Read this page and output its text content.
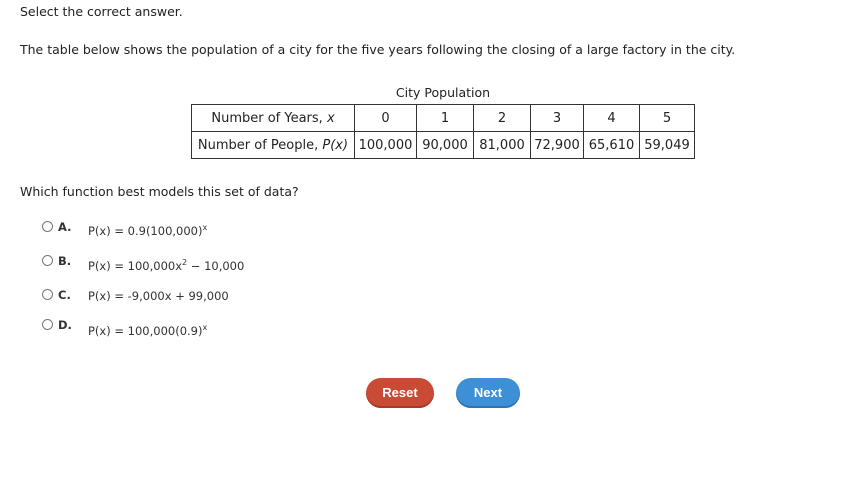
Select the correct answer.
The table below shows the population of a city for the five years following the closing of a large factory in the city.
City Population
Number of Years, x	0	1	2	3	4	5
Number of People, P(x)	100,000	90,000	81,000	72,900	65,610	59,049
Which function best models this set of data?
A. $P(x) = 0.9(100,000)^x$
B. $P(x) = 100,000x^2 - 10,000$
C. P(x) = -9,000x + 99,000
D. $P(x) = 100,000(0.9)^x$
Reset	Next
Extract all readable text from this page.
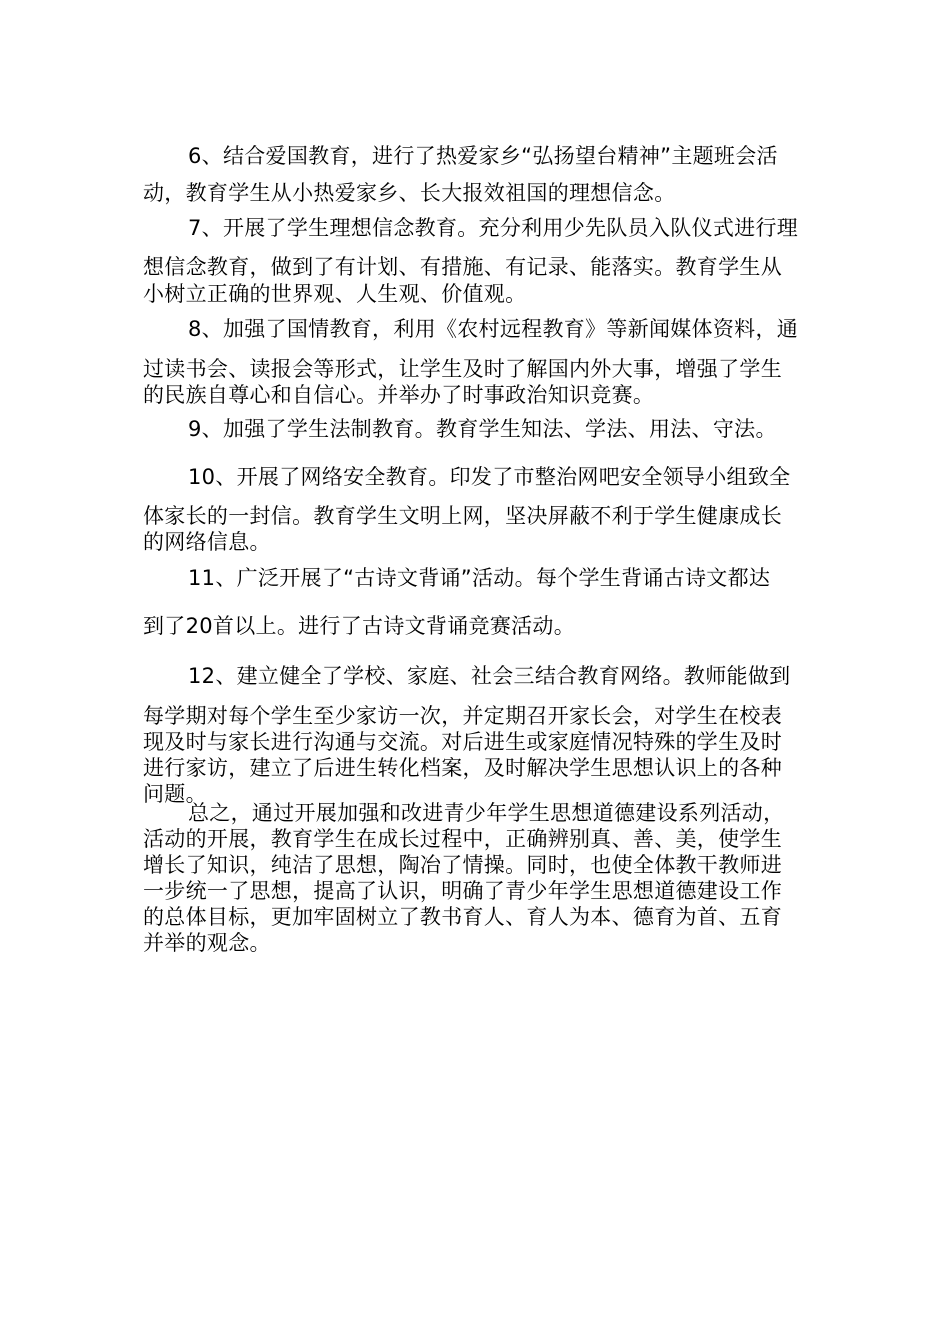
6、结合爱国教育，进行了热爱家乡“弘扬望台精神”主题班会活
动，教育学生从小热爱家乡、长大报效祖国的理想信念。
7、开展了学生理想信念教育。充分利用少先队员入队仪式进行理
想信念教育，做到了有计划、有措施、有记录、能落实。教育学生从
小树立正确的世界观、人生观、价值观。
8、加强了国情教育，利用《农村远程教育》等新闻媒体资料，通
过读书会、读报会等形式，让学生及时了解国内外大事，增强了学生
的民族自尊心和自信心。并举办了时事政治知识竞赛。
9、加强了学生法制教育。教育学生知法、学法、用法、守法。
10、开展了网络安全教育。印发了市整治网吧安全领导小组致全
体家长的一封信。教育学生文明上网，坚决屏蔽不利于学生健康成长
的网络信息。
11、广泛开展了“古诗文背诵”活动。每个学生背诵古诗文都达
到了20首以上。进行了古诗文背诵竞赛活动。
12、建立健全了学校、家庭、社会三结合教育网络。教师能做到
每学期对每个学生至少家访一次，并定期召开家长会，对学生在校表
现及时与家长进行沟通与交流。对后进生或家庭情况特殊的学生及时
进行家访，建立了后进生转化档案，及时解决学生思想认识上的各种
问题。
总之，通过开展加强和改进青少年学生思想道德建设系列活动，
活动的开展，教育学生在成长过程中，正确辨别真、善、美，使学生
增长了知识，纯洁了思想，陶冶了情操。同时，也使全体教干教师进
一步统一了思想，提高了认识，明确了青少年学生思想道德建设工作
的总体目标，更加牢固树立了教书育人、育人为本、德育为首、五育
并举的观念。
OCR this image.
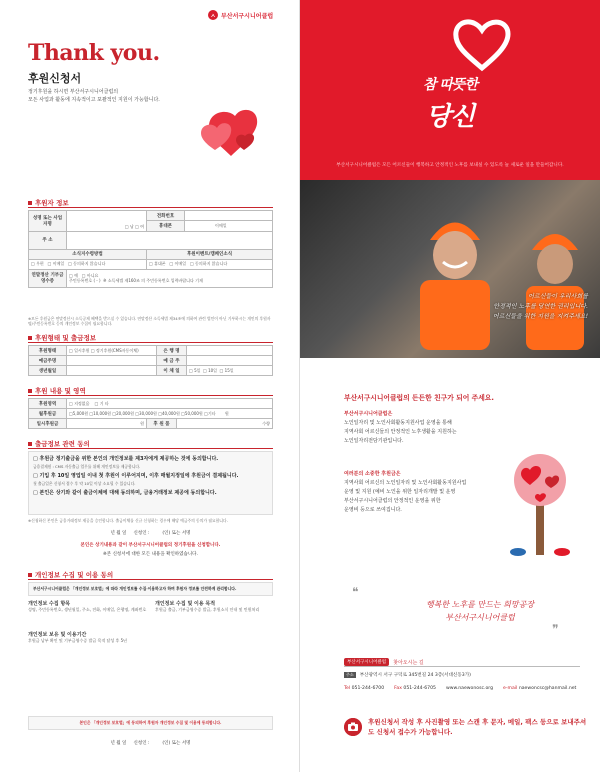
ㅅ 부산서구시니어클럽
Thank you.
후원신청서
정기후원을 하시면 부산서구시니어클럽의
모든 사업과 활동에 지속적이고 포괄적인 지원이 가능합니다.
후원자 정보
성명 또는 사업자명	□ 남 □ 여	전화번호	
		휴대폰	이메일
주 소			
소식지수령방법		후원이벤트/캠페인소식	
□ 우편 □ 이메일 □ 동의하지 않습니다		□ 휴대폰 □ 이메일 □ 동의하지 않습니다	
연말정산 기부금영수증	□ 예 □ 아니요
주민등록번호 ( - ) ※ 소득세법 제160조 의 주민등록번호 입력바랍니다 기재		
※모든 후원금은 연말정산시 소득공제 혜택을 받으실 수 있습니다. 연말정산 소득세법 제34조에 의하여 관련 법인이 아닌 기부하시는 개인의 후원자명/주민등록번호 등의 개인정보 수집이 필요합니다.
후원형태 및 출금정보
후원형태	□ 일시후원 □ 정기후원(CMS자동이체)	은 행 명	
예금주명		예 금 주	
생년월일		이 체 일	□ 5일 □ 10일 □ 15일
후원 내용 및 영역
후원영역	□ 지정없음 □ 기 타		
월후원금	□5,000원 □10,000원 □20,000원 □30,000원 □40,000원 □50,000원 □기타 원		
일시후원금	원	후 원 품	수량
출금정보 관련 동의
□ 후원금 정기출금을 위한 본인의 개인정보를 제3자에게 제공하는 것에 동의합니다.
금융결제원 : CMS 자동출금 업무를 위해 개인정보를 제공합니다.
□ 기입 후 10일 영업일 이내 첫 후원이 이루어지며, 이후 매월지정일에 후원금이 결제됩니다.
첫 출금일은 신청서 접수 후 약 10일 이상 소요될 수 있습니다.
□ 본인은 상기와 같이 출금이체에 대해 동의하며, 금융거래정보 제공에 동의합니다.
※신청하신 본인은 금융거래정보 제공을 승인합니다. 출금이체를 신규 신청하는 경우에 해당 예금주의 동의가 필요합니다.
년 월 일 신청인 :	(인) 또는 서명
본인은 상기내용과 같이 부산서구시니어클럽의 정기후원을 신청합니다.
※본 신청서에 대한 모든 내용을 확인하였습니다.
개인정보 수집 및 이용 동의
부산서구시니어클럽은 「개인정보 보호법」에 따라 개인정보를 수집·이용하고자 하며 후원자 정보를 안전하게 관리합니다.
개인정보 수집 항목
성명, 주민등록번호, 생년월일, 주소, 전화, 이메일, 은행명, 계좌번호
개인정보 보유 및 이용기간
후원금 납부 확인 및 기부금영수증 발급 목적 달성 후 5년
개인정보 수집 및 이용 목적
후원금 출금, 기부금영수증 발급, 후원소식 안내 및 민원처리
본인은 「개인정보 보호법」에 동의하여 후원자 개인정보 수집 및 이용에 동의합니다.
년 월 일 신청인 :	(인) 또는 서명
참 따뜻한
당신
부산서구시니어클럽은 모든 어르신들이 행복하고 안정적인 노후를 보내실 수 있도록 늘 새로운 일을 만들어갑니다.
어르신들이 우리사회를
안정적인 노후를 당연한 권리입니다.
어르신들을 위한 지원을 지켜주세요!
부산서구시니어클럽의 든든한 친구가 되어 주세요.
부산서구시니어클럽은
노인일자리 및 노인사회활동지원사업 운영을 통해
지역사회 어르신들의 안정적인 노후생활을 지원하는
노인일자리전담기관입니다.
여러분의 소중한 후원금은
지역사회 어르신의 노인일자리 및 노인사회활동지원사업
운영 및 지원 (예비 노인을 위한 일자리개발 및 운영
부산서구시니어클럽의 안정적인 운영을 위한
운영비 등으로 쓰여집니다.
❝
행복한 노후를 만드는 희망공장
부산서구시니어클럽
❞
부산서구시니어클럽	찾아오시는 길
주소	부산광역시 서구 구덕로 345번길 24 3층(서대신동3가)
Tel 051-244-6700 Fax 051-244-6705 www.naewonosc.org e-mail naewoncsc@hanmail.net
후원신청서 작성 후 사진촬영 또는 스캔 후 문자, 메일, 팩스 등으로 보내주셔도 신청서 접수가 가능합니다.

**Aim of the exercise**
Write out again every line above exactly as given; the pictures do not belong in the copy.

**Result**
Read this page and output its text content.
Select the correct answer.
The table below shows the population of a city for the five years following the closing of a large factory in the city.
City Population
Number of Years, x	0	1	2	3	4	5
Number of People, P(x)	100,000	90,000	81,000	72,900	65,610	59,049
Which function best models this set of data?
A. $P(x) = 0.9(100,000)^x$
B. $P(x) = 100,000x^2 - 10,000$
C. P(x) = -9,000x + 99,000
D. $P(x) = 100,000(0.9)^x$
Reset	Next
Extract all readable text from this page.
6、结合爱国教育，进行了热爱家乡“弘扬望台精神”主题班会活
动，教育学生从小热爱家乡、长大报效祖国的理想信念。
7、开展了学生理想信念教育。充分利用少先队员入队仪式进行理
想信念教育，做到了有计划、有措施、有记录、能落实。教育学生从
小树立正确的世界观、人生观、价值观。
8、加强了国情教育，利用《农村远程教育》等新闻媒体资料，通
过读书会、读报会等形式，让学生及时了解国内外大事，增强了学生
的民族自尊心和自信心。并举办了时事政治知识竞赛。
9、加强了学生法制教育。教育学生知法、学法、用法、守法。
10、开展了网络安全教育。印发了市整治网吧安全领导小组致全
体家长的一封信。教育学生文明上网，坚决屏蔽不利于学生健康成长
的网络信息。
11、广泛开展了“古诗文背诵”活动。每个学生背诵古诗文都达
到了20首以上。进行了古诗文背诵竞赛活动。
12、建立健全了学校、家庭、社会三结合教育网络。教师能做到
每学期对每个学生至少家访一次，并定期召开家长会，对学生在校表
现及时与家长进行沟通与交流。对后进生或家庭情况特殊的学生及时
进行家访，建立了后进生转化档案，及时解决学生思想认识上的各种
问题。
总之，通过开展加强和改进青少年学生思想道德建设系列活动，
活动的开展，教育学生在成长过程中，正确辨别真、善、美，使学生
增长了知识，纯洁了思想，陶冶了情操。同时，也使全体教干教师进
一步统一了思想，提高了认识，明确了青少年学生思想道德建设工作
的总体目标，更加牢固树立了教书育人、育人为本、德育为首、五育
并举的观念。
OCR this image.
ㅅ 부산서구시니어클럽
Thank you.
후원신청서
정기후원을 하시면 부산서구시니어클럽의
모든 사업과 활동에 지속적이고 포괄적인 지원이 가능합니다.
후원자 정보
성명 또는 사업자명	□ 남 □ 여	전화번호	
		휴대폰	이메일
주 소			
소식지수령방법		후원이벤트/캠페인소식	
□ 우편 □ 이메일 □ 동의하지 않습니다		□ 휴대폰 □ 이메일 □ 동의하지 않습니다	
연말정산 기부금영수증	□ 예 □ 아니요
주민등록번호 ( - ) ※ 소득세법 제160조 의 주민등록번호 입력바랍니다 기재		
※모든 후원금은 연말정산시 소득공제 혜택을 받으실 수 있습니다. 연말정산 소득세법 제34조에 의하여 관련 법인이 아닌 기부하시는 개인의 후원자명/주민등록번호 등의 개인정보 수집이 필요합니다.
후원형태 및 출금정보
후원형태	□ 일시후원 □ 정기후원(CMS자동이체)	은 행 명	
예금주명		예 금 주	
생년월일		이 체 일	□ 5일 □ 10일 □ 15일
후원 내용 및 영역
후원영역	□ 지정없음 □ 기 타		
월후원금	□5,000원 □10,000원 □20,000원 □30,000원 □40,000원 □50,000원 □기타 원		
일시후원금	원	후 원 품	수량
출금정보 관련 동의
□ 후원금 정기출금을 위한 본인의 개인정보를 제3자에게 제공하는 것에 동의합니다.
금융결제원 : CMS 자동출금 업무를 위해 개인정보를 제공합니다.
□ 기입 후 10일 영업일 이내 첫 후원이 이루어지며, 이후 매월지정일에 후원금이 결제됩니다.
첫 출금일은 신청서 접수 후 약 10일 이상 소요될 수 있습니다.
□ 본인은 상기와 같이 출금이체에 대해 동의하며, 금융거래정보 제공에 동의합니다.
※신청하신 본인은 금융거래정보 제공을 승인합니다. 출금이체를 신규 신청하는 경우에 해당 예금주의 동의가 필요합니다.
년 월 일 신청인 :	(인) 또는 서명
본인은 상기내용과 같이 부산서구시니어클럽의 정기후원을 신청합니다.
※본 신청서에 대한 모든 내용을 확인하였습니다.
개인정보 수집 및 이용 동의
부산서구시니어클럽은 「개인정보 보호법」에 따라 개인정보를 수집·이용하고자 하며 후원자 정보를 안전하게 관리합니다.
개인정보 수집 항목
성명, 주민등록번호, 생년월일, 주소, 전화, 이메일, 은행명, 계좌번호
개인정보 보유 및 이용기간
후원금 납부 확인 및 기부금영수증 발급 목적 달성 후 5년
개인정보 수집 및 이용 목적
후원금 출금, 기부금영수증 발급, 후원소식 안내 및 민원처리
본인은 「개인정보 보호법」에 동의하여 후원자 개인정보 수집 및 이용에 동의합니다.
년 월 일 신청인 :	(인) 또는 서명
참 따뜻한
당신
부산서구시니어클럽은 모든 어르신들이 행복하고 안정적인 노후를 보내실 수 있도록 늘 새로운 일을 만들어갑니다.
어르신들이 우리사회를
안정적인 노후를 당연한 권리입니다.
어르신들을 위한 지원을 지켜주세요!
부산서구시니어클럽의 든든한 친구가 되어 주세요.
부산서구시니어클럽은
노인일자리 및 노인사회활동지원사업 운영을 통해
지역사회 어르신들의 안정적인 노후생활을 지원하는
노인일자리전담기관입니다.
여러분의 소중한 후원금은
지역사회 어르신의 노인일자리 및 노인사회활동지원사업
운영 및 지원 (예비 노인을 위한 일자리개발 및 운영
부산서구시니어클럽의 안정적인 운영을 위한
운영비 등으로 쓰여집니다.
❝
행복한 노후를 만드는 희망공장
부산서구시니어클럽
❞
부산서구시니어클럽	찾아오시는 길
주소	부산광역시 서구 구덕로 345번길 24 3층(서대신동3가)
Tel 051-244-6700 Fax 051-244-6705 www.naewonosc.org e-mail naewoncsc@hanmail.net
후원신청서 작성 후 사진촬영 또는 스캔 후 문자, 메일, 팩스 등으로 보내주셔도 신청서 접수가 가능합니다.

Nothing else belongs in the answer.